Given problem: Every entry that follows needs to be repeated exactly.

Records to process:
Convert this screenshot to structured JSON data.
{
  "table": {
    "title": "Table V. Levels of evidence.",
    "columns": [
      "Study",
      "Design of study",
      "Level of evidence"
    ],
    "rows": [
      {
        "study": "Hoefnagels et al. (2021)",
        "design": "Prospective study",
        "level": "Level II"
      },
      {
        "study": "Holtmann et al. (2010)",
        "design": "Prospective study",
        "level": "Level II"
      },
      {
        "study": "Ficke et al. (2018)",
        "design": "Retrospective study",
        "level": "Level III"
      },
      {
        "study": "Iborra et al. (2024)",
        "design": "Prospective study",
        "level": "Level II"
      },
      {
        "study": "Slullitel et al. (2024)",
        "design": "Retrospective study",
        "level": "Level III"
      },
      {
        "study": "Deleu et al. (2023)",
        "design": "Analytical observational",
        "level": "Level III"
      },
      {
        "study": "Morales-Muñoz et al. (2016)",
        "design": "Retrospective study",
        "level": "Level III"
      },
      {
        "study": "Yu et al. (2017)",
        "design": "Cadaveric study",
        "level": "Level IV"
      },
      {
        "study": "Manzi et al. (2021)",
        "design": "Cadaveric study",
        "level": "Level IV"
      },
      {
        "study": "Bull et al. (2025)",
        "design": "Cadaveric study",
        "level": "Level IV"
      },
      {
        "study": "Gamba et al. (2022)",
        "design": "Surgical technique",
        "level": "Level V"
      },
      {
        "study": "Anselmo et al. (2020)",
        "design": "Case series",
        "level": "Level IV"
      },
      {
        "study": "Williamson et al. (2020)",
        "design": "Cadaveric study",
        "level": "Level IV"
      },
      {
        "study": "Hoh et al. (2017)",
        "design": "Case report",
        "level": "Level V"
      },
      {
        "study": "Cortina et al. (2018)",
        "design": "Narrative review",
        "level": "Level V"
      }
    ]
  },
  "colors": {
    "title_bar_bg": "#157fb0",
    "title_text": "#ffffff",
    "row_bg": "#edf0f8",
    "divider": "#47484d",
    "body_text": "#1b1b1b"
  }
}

Written answer:
Convert this screenshot to structured JSON data.
{
  "table": {
    "title": "Table V. Levels of evidence.",
    "columns": [
      "Study",
      "Design of study",
      "Level of evidence"
    ],
    "rows": [
      {
        "study": "Hoefnagels et al. (2021)",
        "design": "Prospective study",
        "level": "Level II"
      },
      {
        "study": "Holtmann et al. (2010)",
        "design": "Prospective study",
        "level": "Level II"
      },
      {
        "study": "Ficke et al. (2018)",
        "design": "Retrospective study",
        "level": "Level III"
      },
      {
        "study": "Iborra et al. (2024)",
        "design": "Prospective study",
        "level": "Level II"
      },
      {
        "study": "Slullitel et al. (2024)",
        "design": "Retrospective study",
        "level": "Level III"
      },
      {
        "study": "Deleu et al. (2023)",
        "design": "Analytical observational",
        "level": "Level III"
      },
      {
        "study": "Morales-Muñoz et al. (2016)",
        "design": "Retrospective study",
        "level": "Level III"
      },
      {
        "study": "Yu et al. (2017)",
        "design": "Cadaveric study",
        "level": "Level IV"
      },
      {
        "study": "Manzi et al. (2021)",
        "design": "Cadaveric study",
        "level": "Level IV"
      },
      {
        "study": "Bull et al. (2025)",
        "design": "Cadaveric study",
        "level": "Level IV"
      },
      {
        "study": "Gamba et al. (2022)",
        "design": "Surgical technique",
        "level": "Level V"
      },
      {
        "study": "Anselmo et al. (2020)",
        "design": "Case series",
        "level": "Level IV"
      },
      {
        "study": "Williamson et al. (2020)",
        "design": "Cadaveric study",
        "level": "Level IV"
      },
      {
        "study": "Hoh et al. (2017)",
        "design": "Case report",
        "level": "Level V"
      },
      {
        "study": "Cortina et al. (2018)",
        "design": "Narrative review",
        "level": "Level V"
      }
    ]
  },
  "colors": {
    "title_bar_bg": "#157fb0",
    "title_text": "#ffffff",
    "row_bg": "#edf0f8",
    "divider": "#47484d",
    "body_text": "#1b1b1b"
  }
}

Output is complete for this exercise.